**Given exercise**
Copy, from the entries below, each line in which the string "данных" appears.

**Dataset entries**
☆ ☆ ☆ ☆ ☆

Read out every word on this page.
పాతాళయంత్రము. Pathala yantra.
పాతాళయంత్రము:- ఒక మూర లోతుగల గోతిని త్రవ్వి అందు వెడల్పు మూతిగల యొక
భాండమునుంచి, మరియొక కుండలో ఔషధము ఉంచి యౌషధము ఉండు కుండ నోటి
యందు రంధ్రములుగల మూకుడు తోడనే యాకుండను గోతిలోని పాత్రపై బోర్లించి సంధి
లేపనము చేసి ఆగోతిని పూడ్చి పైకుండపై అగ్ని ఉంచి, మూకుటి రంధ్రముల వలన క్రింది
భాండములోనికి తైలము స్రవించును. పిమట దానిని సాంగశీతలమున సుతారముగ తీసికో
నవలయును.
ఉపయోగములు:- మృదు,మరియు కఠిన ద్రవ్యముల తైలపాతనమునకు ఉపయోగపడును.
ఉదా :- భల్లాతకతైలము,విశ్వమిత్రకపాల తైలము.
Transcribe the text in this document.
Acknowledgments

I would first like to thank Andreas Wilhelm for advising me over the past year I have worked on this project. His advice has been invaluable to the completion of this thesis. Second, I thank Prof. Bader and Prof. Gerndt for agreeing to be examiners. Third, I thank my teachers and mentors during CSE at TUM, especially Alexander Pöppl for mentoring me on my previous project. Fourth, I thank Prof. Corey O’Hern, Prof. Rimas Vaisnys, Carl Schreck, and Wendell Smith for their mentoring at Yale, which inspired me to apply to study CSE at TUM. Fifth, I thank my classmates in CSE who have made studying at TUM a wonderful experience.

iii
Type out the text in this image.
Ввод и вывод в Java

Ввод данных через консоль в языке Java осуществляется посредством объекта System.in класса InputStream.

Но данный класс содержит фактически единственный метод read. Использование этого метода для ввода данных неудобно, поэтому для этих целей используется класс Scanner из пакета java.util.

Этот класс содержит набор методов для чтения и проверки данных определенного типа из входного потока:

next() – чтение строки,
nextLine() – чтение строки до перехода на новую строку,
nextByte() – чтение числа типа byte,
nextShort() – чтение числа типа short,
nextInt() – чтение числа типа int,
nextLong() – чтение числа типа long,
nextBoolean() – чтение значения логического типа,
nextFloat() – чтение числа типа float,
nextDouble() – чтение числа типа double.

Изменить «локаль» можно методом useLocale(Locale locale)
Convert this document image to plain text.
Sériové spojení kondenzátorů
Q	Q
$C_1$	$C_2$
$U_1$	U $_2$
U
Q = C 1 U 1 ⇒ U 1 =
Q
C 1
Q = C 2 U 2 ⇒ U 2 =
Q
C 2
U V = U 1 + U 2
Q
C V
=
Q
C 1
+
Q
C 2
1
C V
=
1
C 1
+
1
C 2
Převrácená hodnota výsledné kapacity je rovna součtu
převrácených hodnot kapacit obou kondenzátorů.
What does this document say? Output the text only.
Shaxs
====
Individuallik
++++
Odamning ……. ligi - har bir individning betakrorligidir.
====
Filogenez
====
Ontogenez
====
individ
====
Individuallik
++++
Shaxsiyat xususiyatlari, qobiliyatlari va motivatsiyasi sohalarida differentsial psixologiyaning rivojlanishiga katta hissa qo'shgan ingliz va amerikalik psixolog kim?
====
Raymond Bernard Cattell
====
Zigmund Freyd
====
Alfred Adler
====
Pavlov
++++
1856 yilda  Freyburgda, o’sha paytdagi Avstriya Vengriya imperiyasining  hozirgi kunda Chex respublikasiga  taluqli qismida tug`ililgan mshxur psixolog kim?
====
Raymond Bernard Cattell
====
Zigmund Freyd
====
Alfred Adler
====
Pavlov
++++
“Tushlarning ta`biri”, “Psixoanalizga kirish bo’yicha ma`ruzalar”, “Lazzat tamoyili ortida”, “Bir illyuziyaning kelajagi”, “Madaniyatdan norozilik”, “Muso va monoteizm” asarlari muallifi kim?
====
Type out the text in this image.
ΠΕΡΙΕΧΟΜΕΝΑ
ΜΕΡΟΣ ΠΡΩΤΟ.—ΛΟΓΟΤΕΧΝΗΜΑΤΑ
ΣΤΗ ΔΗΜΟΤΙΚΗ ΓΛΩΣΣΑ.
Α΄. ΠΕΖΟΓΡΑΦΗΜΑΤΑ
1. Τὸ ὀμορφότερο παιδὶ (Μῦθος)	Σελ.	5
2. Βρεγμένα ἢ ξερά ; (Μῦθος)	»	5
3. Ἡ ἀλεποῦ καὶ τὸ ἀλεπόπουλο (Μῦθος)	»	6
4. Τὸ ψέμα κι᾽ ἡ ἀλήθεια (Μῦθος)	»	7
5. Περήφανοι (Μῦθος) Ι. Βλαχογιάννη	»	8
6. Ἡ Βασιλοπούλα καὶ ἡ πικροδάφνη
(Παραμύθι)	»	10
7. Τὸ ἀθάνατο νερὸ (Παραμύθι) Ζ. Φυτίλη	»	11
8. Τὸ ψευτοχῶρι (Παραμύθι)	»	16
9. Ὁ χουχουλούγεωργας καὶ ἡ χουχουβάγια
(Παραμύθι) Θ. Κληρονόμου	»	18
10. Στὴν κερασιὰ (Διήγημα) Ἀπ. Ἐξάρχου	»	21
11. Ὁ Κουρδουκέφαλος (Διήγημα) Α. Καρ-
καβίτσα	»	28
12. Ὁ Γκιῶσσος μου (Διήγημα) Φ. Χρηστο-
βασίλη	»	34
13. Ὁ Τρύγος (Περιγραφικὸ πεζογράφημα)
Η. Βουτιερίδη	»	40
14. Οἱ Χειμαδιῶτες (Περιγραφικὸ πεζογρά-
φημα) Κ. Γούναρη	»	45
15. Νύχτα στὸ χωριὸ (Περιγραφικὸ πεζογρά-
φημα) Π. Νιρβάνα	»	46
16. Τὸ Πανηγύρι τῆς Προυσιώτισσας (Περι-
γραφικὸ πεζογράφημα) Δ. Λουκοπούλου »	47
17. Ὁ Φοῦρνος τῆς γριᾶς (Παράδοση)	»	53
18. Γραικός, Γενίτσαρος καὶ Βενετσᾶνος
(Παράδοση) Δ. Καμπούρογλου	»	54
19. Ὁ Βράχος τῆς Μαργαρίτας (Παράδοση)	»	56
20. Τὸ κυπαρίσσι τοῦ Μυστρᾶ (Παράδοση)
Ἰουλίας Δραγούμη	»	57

☆ ☆ ☆ ☆ ☆

**Exercise response**
Ввод данных через консоль в языке Java осуществляется посредством объекта System.in класса InputStream.
Но данный класс содержит фактически единственный метод read. Использование этого метода для ввода данных неудобно, поэтому для этих целей используется класс Scanner из пакета java.util.
Этот класс содержит набор методов для чтения и проверки данных определенного типа из входного потока:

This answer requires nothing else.